* _Your goal_
Pull out every line below that contains the word "السلطانية".

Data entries
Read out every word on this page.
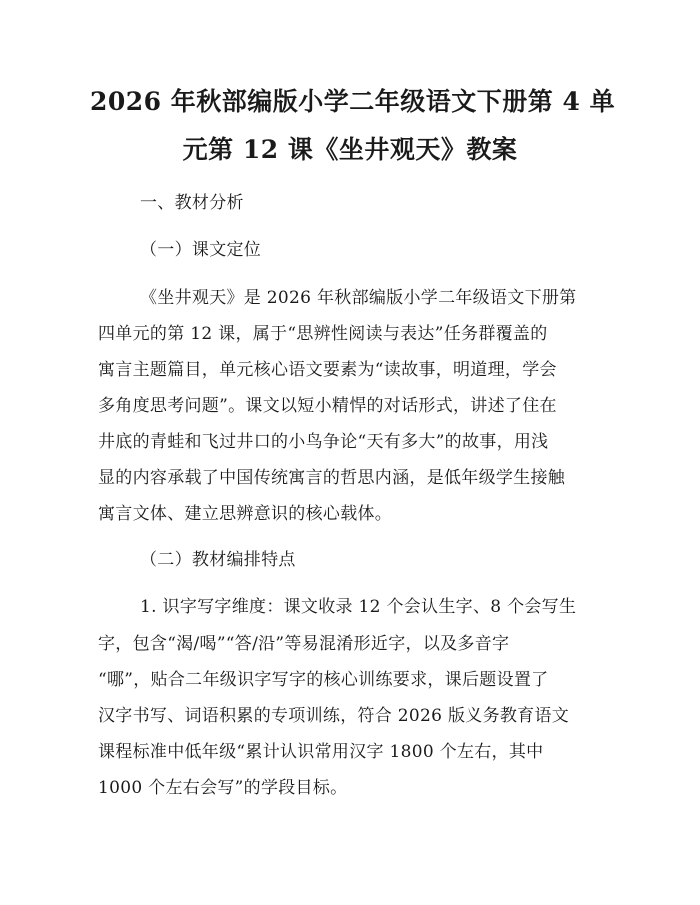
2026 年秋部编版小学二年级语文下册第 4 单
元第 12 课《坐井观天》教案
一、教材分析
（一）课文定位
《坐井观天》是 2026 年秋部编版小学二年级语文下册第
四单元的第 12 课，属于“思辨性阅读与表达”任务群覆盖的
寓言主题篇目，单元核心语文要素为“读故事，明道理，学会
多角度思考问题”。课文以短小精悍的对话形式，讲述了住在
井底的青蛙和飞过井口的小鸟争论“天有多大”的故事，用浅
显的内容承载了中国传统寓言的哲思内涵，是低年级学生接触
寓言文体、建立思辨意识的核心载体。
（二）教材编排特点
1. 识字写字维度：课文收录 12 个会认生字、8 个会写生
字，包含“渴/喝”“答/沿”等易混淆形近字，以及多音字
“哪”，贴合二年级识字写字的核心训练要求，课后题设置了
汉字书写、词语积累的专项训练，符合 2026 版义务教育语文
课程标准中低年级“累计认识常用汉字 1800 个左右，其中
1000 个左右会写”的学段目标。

...

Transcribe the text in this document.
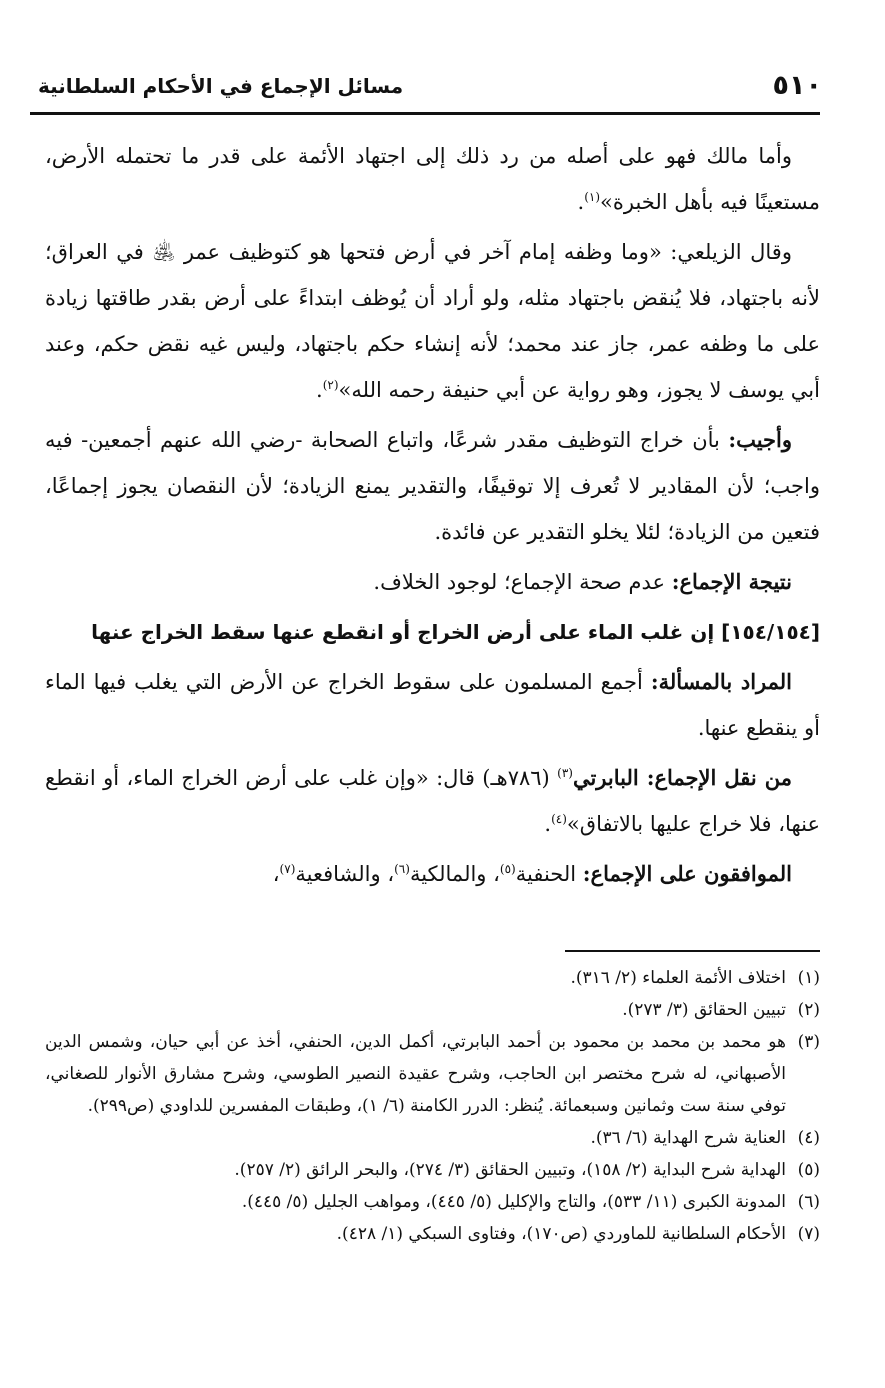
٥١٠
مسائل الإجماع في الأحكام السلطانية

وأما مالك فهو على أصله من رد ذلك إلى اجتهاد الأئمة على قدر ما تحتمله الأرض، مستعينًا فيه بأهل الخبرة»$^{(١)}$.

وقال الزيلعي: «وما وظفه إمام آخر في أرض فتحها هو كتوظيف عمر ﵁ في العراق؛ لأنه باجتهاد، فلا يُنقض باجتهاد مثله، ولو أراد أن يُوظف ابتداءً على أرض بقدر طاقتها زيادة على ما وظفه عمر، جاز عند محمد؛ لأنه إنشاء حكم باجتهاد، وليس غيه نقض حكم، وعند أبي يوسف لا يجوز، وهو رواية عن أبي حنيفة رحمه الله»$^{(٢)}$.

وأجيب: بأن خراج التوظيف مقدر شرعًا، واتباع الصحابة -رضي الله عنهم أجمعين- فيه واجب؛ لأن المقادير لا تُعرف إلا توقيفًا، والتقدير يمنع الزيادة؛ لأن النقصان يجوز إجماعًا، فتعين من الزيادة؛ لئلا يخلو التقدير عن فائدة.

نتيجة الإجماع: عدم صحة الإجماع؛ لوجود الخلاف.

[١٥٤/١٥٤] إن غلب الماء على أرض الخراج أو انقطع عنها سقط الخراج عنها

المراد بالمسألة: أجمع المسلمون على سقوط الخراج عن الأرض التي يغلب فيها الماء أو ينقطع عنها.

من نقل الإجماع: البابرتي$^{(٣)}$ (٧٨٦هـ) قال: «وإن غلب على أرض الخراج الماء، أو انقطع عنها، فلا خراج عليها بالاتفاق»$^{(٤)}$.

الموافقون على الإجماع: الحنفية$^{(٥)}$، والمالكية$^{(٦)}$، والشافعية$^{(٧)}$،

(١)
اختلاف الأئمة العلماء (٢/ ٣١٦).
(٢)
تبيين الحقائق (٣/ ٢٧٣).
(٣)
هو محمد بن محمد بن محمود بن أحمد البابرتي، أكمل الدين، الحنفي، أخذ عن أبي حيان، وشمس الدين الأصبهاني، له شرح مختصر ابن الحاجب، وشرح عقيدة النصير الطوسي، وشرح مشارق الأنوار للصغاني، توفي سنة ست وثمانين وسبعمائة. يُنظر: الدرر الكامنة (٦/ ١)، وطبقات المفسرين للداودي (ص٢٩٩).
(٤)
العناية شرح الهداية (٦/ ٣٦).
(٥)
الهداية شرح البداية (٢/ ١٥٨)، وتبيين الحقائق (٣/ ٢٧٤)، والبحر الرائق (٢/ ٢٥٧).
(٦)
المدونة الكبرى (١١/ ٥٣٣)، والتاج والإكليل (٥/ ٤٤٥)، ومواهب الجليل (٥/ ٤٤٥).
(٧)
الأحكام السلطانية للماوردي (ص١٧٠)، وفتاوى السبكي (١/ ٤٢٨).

---

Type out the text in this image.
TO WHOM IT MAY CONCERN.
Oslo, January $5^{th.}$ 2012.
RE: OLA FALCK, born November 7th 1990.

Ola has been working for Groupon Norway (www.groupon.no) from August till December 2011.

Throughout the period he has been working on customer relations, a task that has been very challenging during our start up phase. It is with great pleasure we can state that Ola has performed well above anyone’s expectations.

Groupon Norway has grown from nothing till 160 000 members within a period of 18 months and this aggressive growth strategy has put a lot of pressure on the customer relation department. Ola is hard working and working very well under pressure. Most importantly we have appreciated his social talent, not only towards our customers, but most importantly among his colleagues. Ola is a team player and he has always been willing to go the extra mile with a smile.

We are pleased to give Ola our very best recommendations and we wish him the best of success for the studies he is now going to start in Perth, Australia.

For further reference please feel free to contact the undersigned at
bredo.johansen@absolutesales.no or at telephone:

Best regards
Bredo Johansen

* _Answer to the problem_
مسائل الإجماع في الأحكام السلطانية
الأحكام السلطانية للماوردي (ص١٧٠)، وفتاوى السبكي (١/ ٤٢٨).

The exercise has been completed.